▶ _Task to carry out_
All of the material below is to be returned exactly.

▶ _Input data_
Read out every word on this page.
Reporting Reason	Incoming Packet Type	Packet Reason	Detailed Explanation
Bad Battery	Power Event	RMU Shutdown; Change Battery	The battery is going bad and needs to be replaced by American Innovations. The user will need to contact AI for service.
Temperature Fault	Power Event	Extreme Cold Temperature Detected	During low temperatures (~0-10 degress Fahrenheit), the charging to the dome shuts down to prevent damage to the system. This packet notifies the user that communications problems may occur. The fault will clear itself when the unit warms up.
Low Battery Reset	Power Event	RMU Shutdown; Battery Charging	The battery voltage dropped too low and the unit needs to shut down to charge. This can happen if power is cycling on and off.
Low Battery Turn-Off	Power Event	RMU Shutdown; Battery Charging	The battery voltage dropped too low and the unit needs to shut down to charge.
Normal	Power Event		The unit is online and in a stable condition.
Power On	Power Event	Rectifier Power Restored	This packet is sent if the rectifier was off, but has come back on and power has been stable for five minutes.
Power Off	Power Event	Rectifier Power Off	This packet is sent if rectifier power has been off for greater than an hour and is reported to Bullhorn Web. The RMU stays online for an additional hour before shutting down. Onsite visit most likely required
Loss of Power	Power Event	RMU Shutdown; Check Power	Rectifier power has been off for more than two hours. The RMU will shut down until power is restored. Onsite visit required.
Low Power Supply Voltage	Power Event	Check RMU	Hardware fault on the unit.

▶ _Response for this exercise_
Read out every word on this page.
Reporting Reason	Incoming Packet Type	Packet Reason	Detailed Explanation
Bad Battery	Power Event	RMU Shutdown; Change Battery	The battery is going bad and needs to be replaced by American Innovations. The user will need to contact AI for service.
Temperature Fault	Power Event	Extreme Cold Temperature Detected	During low temperatures (~0-10 degress Fahrenheit), the charging to the dome shuts down to prevent damage to the system. This packet notifies the user that communications problems may occur. The fault will clear itself when the unit warms up.
Low Battery Reset	Power Event	RMU Shutdown; Battery Charging	The battery voltage dropped too low and the unit needs to shut down to charge. This can happen if power is cycling on and off.
Low Battery Turn-Off	Power Event	RMU Shutdown; Battery Charging	The battery voltage dropped too low and the unit needs to shut down to charge.
Normal	Power Event		The unit is online and in a stable condition.
Power On	Power Event	Rectifier Power Restored	This packet is sent if the rectifier was off, but has come back on and power has been stable for five minutes.
Power Off	Power Event	Rectifier Power Off	This packet is sent if rectifier power has been off for greater than an hour and is reported to Bullhorn Web. The RMU stays online for an additional hour before shutting down. Onsite visit most likely required
Loss of Power	Power Event	RMU Shutdown; Check Power	Rectifier power has been off for more than two hours. The RMU will shut down until power is restored. Onsite visit required.
Low Power Supply Voltage	Power Event	Check RMU	Hardware fault on the unit.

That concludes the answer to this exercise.